## WHAT IS BEING ASKED
Transcribe the entries below exactly.

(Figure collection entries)
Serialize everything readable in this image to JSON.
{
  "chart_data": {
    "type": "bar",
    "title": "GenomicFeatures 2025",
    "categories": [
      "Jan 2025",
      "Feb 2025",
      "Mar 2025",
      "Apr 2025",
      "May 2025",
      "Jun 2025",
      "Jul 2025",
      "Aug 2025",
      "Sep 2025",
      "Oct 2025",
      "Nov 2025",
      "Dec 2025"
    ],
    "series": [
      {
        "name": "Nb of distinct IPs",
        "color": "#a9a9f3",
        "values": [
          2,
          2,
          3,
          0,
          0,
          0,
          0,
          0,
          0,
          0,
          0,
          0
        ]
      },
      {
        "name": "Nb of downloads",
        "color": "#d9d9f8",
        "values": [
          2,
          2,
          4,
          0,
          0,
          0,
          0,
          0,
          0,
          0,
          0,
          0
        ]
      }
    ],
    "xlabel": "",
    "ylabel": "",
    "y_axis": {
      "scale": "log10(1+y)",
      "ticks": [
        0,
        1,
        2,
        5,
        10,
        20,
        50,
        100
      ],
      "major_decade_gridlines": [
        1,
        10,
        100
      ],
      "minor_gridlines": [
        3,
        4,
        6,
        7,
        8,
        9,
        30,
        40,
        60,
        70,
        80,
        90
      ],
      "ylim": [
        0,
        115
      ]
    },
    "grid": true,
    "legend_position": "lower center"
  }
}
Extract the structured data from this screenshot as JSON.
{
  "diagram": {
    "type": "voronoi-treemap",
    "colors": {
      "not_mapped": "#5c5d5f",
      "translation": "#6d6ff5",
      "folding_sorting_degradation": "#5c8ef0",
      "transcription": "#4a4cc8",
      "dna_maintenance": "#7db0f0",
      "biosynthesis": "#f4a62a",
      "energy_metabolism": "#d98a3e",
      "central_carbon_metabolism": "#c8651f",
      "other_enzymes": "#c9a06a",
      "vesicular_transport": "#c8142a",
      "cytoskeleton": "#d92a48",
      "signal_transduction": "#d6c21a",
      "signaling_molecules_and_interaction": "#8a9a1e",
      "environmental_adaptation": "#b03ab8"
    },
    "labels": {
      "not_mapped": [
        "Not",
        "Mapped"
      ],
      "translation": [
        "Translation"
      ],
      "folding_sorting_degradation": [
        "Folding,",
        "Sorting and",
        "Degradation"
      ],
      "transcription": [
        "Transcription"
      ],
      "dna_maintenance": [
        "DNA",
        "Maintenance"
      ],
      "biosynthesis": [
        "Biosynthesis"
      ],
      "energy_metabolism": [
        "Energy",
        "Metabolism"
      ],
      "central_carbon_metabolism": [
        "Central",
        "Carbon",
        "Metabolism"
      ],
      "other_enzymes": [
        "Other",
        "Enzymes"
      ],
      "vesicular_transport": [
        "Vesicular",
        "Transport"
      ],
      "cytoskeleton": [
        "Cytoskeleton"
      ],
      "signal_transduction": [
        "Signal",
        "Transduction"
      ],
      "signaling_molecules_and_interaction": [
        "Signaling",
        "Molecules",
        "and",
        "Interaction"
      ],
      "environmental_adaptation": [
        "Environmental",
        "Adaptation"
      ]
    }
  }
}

## SOLUTION
Serialize everything readable in this image to JSON.
{
  "chart_data": {
    "type": "bar",
    "title": "GenomicFeatures 2025",
    "categories": [
      "Jan 2025",
      "Feb 2025",
      "Mar 2025",
      "Apr 2025",
      "May 2025",
      "Jun 2025",
      "Jul 2025",
      "Aug 2025",
      "Sep 2025",
      "Oct 2025",
      "Nov 2025",
      "Dec 2025"
    ],
    "series": [
      {
        "name": "Nb of distinct IPs",
        "color": "#a9a9f3",
        "values": [
          2,
          2,
          3,
          0,
          0,
          0,
          0,
          0,
          0,
          0,
          0,
          0
        ]
      },
      {
        "name": "Nb of downloads",
        "color": "#d9d9f8",
        "values": [
          2,
          2,
          4,
          0,
          0,
          0,
          0,
          0,
          0,
          0,
          0,
          0
        ]
      }
    ],
    "xlabel": "",
    "ylabel": "",
    "y_axis": {
      "scale": "log10(1+y)",
      "ticks": [
        0,
        1,
        2,
        5,
        10,
        20,
        50,
        100
      ],
      "major_decade_gridlines": [
        1,
        10,
        100
      ],
      "minor_gridlines": [
        3,
        4,
        6,
        7,
        8,
        9,
        30,
        40,
        60,
        70,
        80,
        90
      ],
      "ylim": [
        0,
        115
      ]
    },
    "grid": true,
    "legend_position": "lower center"
  }
}
Extract the structured data from this screenshot as JSON.
{
  "diagram": {
    "type": "voronoi-treemap",
    "colors": {
      "not_mapped": "#5c5d5f",
      "translation": "#6d6ff5",
      "folding_sorting_degradation": "#5c8ef0",
      "transcription": "#4a4cc8",
      "dna_maintenance": "#7db0f0",
      "biosynthesis": "#f4a62a",
      "energy_metabolism": "#d98a3e",
      "central_carbon_metabolism": "#c8651f",
      "other_enzymes": "#c9a06a",
      "vesicular_transport": "#c8142a",
      "cytoskeleton": "#d92a48",
      "signal_transduction": "#d6c21a",
      "signaling_molecules_and_interaction": "#8a9a1e",
      "environmental_adaptation": "#b03ab8"
    },
    "labels": {
      "not_mapped": [
        "Not",
        "Mapped"
      ],
      "translation": [
        "Translation"
      ],
      "folding_sorting_degradation": [
        "Folding,",
        "Sorting and",
        "Degradation"
      ],
      "transcription": [
        "Transcription"
      ],
      "dna_maintenance": [
        "DNA",
        "Maintenance"
      ],
      "biosynthesis": [
        "Biosynthesis"
      ],
      "energy_metabolism": [
        "Energy",
        "Metabolism"
      ],
      "central_carbon_metabolism": [
        "Central",
        "Carbon",
        "Metabolism"
      ],
      "other_enzymes": [
        "Other",
        "Enzymes"
      ],
      "vesicular_transport": [
        "Vesicular",
        "Transport"
      ],
      "cytoskeleton": [
        "Cytoskeleton"
      ],
      "signal_transduction": [
        "Signal",
        "Transduction"
      ],
      "signaling_molecules_and_interaction": [
        "Signaling",
        "Molecules",
        "and",
        "Interaction"
      ],
      "environmental_adaptation": [
        "Environmental",
        "Adaptation"
      ]
    }
  }
}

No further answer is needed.